■ Instruction
Write down every entry below once more, exactly.

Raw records
● ● ● ● ●
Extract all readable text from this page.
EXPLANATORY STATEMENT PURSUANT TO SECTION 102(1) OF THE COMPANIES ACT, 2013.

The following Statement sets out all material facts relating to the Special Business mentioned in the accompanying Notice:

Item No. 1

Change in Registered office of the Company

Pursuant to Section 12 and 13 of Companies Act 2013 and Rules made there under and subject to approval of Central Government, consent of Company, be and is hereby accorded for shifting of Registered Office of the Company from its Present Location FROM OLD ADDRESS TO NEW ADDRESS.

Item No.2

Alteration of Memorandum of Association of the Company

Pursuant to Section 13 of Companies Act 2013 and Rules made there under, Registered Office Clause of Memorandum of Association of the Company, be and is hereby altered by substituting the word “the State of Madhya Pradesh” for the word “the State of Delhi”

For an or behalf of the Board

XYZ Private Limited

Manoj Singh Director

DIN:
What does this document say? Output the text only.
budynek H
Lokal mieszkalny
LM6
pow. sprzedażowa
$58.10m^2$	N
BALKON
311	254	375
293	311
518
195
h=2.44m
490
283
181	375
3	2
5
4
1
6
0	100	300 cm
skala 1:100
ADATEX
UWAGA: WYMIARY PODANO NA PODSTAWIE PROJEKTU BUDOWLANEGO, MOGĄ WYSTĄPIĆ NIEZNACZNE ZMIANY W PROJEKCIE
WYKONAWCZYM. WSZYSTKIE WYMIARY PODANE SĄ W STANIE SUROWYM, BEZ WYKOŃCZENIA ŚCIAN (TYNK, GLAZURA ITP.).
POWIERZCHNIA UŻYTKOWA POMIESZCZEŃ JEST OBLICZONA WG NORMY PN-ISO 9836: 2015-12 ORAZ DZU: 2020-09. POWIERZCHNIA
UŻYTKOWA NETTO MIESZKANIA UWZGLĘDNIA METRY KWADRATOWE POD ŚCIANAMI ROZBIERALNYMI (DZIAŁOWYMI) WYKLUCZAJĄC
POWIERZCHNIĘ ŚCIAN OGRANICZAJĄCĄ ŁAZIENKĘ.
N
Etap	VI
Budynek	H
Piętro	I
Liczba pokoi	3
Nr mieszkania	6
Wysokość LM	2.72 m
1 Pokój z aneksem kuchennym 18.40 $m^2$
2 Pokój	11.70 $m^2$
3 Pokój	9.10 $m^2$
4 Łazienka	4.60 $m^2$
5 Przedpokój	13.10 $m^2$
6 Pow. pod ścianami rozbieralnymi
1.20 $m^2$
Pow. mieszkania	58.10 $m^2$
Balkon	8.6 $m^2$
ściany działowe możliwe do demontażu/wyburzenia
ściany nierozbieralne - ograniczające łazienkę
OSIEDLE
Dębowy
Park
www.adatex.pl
● ● ● ● ●
■ Response
Extract all readable text from this page.
EXPLANATORY STATEMENT PURSUANT TO SECTION 102(1) OF THE COMPANIES ACT, 2013.

The following Statement sets out all material facts relating to the Special Business mentioned in the accompanying Notice:

Item No. 1

Change in Registered office of the Company

Pursuant to Section 12 and 13 of Companies Act 2013 and Rules made there under and subject to approval of Central Government, consent of Company, be and is hereby accorded for shifting of Registered Office of the Company from its Present Location FROM OLD ADDRESS TO NEW ADDRESS.

Item No.2

Alteration of Memorandum of Association of the Company

Pursuant to Section 13 of Companies Act 2013 and Rules made there under, Registered Office Clause of Memorandum of Association of the Company, be and is hereby altered by substituting the word “the State of Madhya Pradesh” for the word “the State of Delhi”

For an or behalf of the Board

XYZ Private Limited

Manoj Singh Director

DIN:
What does this document say? Output the text only.
budynek H
Lokal mieszkalny
LM6
pow. sprzedażowa
$58.10m^2$	N
BALKON
311	254	375
293	311
518
195
h=2.44m
490
283
181	375
3	2
5
4
1
6
0	100	300 cm
skala 1:100
ADATEX
UWAGA: WYMIARY PODANO NA PODSTAWIE PROJEKTU BUDOWLANEGO, MOGĄ WYSTĄPIĆ NIEZNACZNE ZMIANY W PROJEKCIE
WYKONAWCZYM. WSZYSTKIE WYMIARY PODANE SĄ W STANIE SUROWYM, BEZ WYKOŃCZENIA ŚCIAN (TYNK, GLAZURA ITP.).
POWIERZCHNIA UŻYTKOWA POMIESZCZEŃ JEST OBLICZONA WG NORMY PN-ISO 9836: 2015-12 ORAZ DZU: 2020-09. POWIERZCHNIA
UŻYTKOWA NETTO MIESZKANIA UWZGLĘDNIA METRY KWADRATOWE POD ŚCIANAMI ROZBIERALNYMI (DZIAŁOWYMI) WYKLUCZAJĄC
POWIERZCHNIĘ ŚCIAN OGRANICZAJĄCĄ ŁAZIENKĘ.
N
Etap	VI
Budynek	H
Piętro	I
Liczba pokoi	3
Nr mieszkania	6
Wysokość LM	2.72 m
1 Pokój z aneksem kuchennym 18.40 $m^2$
2 Pokój	11.70 $m^2$
3 Pokój	9.10 $m^2$
4 Łazienka	4.60 $m^2$
5 Przedpokój	13.10 $m^2$
6 Pow. pod ścianami rozbieralnymi
1.20 $m^2$
Pow. mieszkania	58.10 $m^2$
Balkon	8.6 $m^2$
ściany działowe możliwe do demontażu/wyburzenia
ściany nierozbieralne - ograniczające łazienkę
OSIEDLE
Dębowy
Park
www.adatex.pl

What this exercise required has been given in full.